## [AIM OF THE TASK]
Sort through the entries below and pull out lines containing the word "Erdkunde".

Records from a data collection:
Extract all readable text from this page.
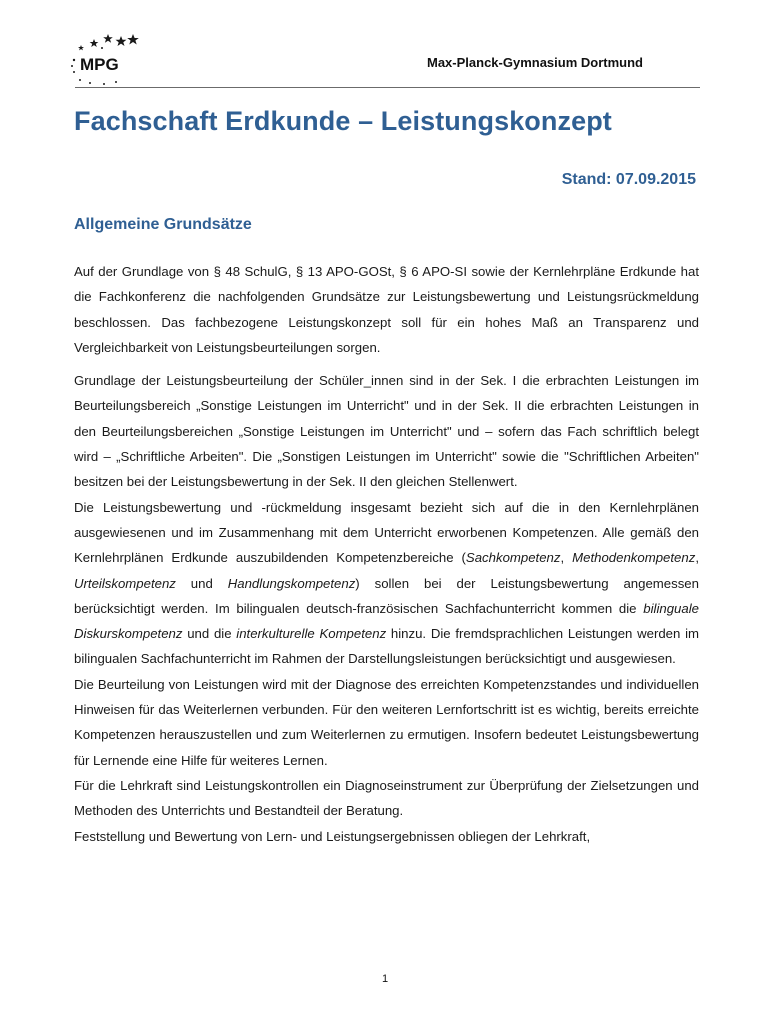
MPG	Max-Planck-Gymnasium Dortmund
Fachschaft Erdkunde – Leistungskonzept
Stand: 07.09.2015
Allgemeine Grundsätze

Auf der Grundlage von § 48 SchulG, § 13 APO-GOSt, § 6 APO-SI sowie der Kernlehrpläne Erdkunde hat die Fachkonferenz die nachfolgenden Grundsätze zur Leistungsbewertung und Leistungsrückmeldung beschlossen. Das fachbezogene Leistungskonzept soll für ein hohes Maß an Transparenz und Vergleichbarkeit von Leistungsbeurteilungen sorgen.

Grundlage der Leistungsbeurteilung der Schüler_innen sind in der Sek. I die erbrachten Leistungen im Beurteilungsbereich „Sonstige Leistungen im Unterricht" und in der Sek. II die erbrachten Leistungen in den Beurteilungsbereichen „Sonstige Leistungen im Unterricht" und – sofern das Fach schriftlich belegt wird – „Schriftliche Arbeiten". Die „Sonstigen Leistungen im Unterricht" sowie die "Schriftlichen Arbeiten" besitzen bei der Leistungsbewertung in der Sek. II den gleichen Stellenwert.

Die Leistungsbewertung und -rückmeldung insgesamt bezieht sich auf die in den Kernlehrplänen ausgewiesenen und im Zusammenhang mit dem Unterricht erworbenen Kompetenzen. Alle gemäß den Kernlehrplänen Erdkunde auszubildenden Kompetenzbereiche (Sachkompetenz, Methodenkompetenz, Urteilskompetenz und Handlungskompetenz) sollen bei der Leistungsbewertung angemessen berücksichtigt werden. Im bilingualen deutsch-französischen Sachfachunterricht kommen die bilinguale Diskurskompetenz und die interkulturelle Kompetenz hinzu. Die fremdsprachlichen Leistungen werden im bilingualen Sachfachunterricht im Rahmen der Darstellungsleistungen berücksichtigt und ausgewiesen.

Die Beurteilung von Leistungen wird mit der Diagnose des erreichten Kompetenzstandes und individuellen Hinweisen für das Weiterlernen verbunden. Für den weiteren Lernfortschritt ist es wichtig, bereits erreichte Kompetenzen herauszustellen und zum Weiterlernen zu ermutigen. Insofern bedeutet Leistungsbewertung für Lernende eine Hilfe für weiteres Lernen.

Für die Lehrkraft sind Leistungskontrollen ein Diagnoseinstrument zur Überprüfung der Zielsetzungen und Methoden des Unterrichts und Bestandteil der Beratung.

Feststellung und Bewertung von Lern- und Leistungsergebnissen obliegen der Lehrkraft,

1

## [RESULT OF THE EXERCISE]
Fachschaft Erdkunde – Leistungskonzept
Auf der Grundlage von § 48 SchulG, § 13 APO-GOSt, § 6 APO-SI sowie der Kernlehrpläne Erdkunde hat die Fachkonferenz die nachfolgenden Grundsätze zur Leistungsbewertung und Leistungsrückmeldung beschlossen. Das fachbezogene Leistungskonzept soll für ein hohes Maß an Transparenz und Vergleichbarkeit von Leistungsbeurteilungen sorgen.
Die Leistungsbewertung und -rückmeldung insgesamt bezieht sich auf die in den Kernlehrplänen ausgewiesenen und im Zusammenhang mit dem Unterricht erworbenen Kompetenzen. Alle gemäß den Kernlehrplänen Erdkunde auszubildenden Kompetenzbereiche (Sachkompetenz, Methodenkompetenz, Urteilskompetenz und Handlungskompetenz) sollen bei der Leistungsbewertung angemessen berücksichtigt werden. Im bilingualen deutsch-französischen Sachfachunterricht kommen die bilinguale Diskurskompetenz und die interkulturelle Kompetenz hinzu. Die fremdsprachlichen Leistungen werden im bilingualen Sachfachunterricht im Rahmen der Darstellungsleistungen berücksichtigt und ausgewiesen.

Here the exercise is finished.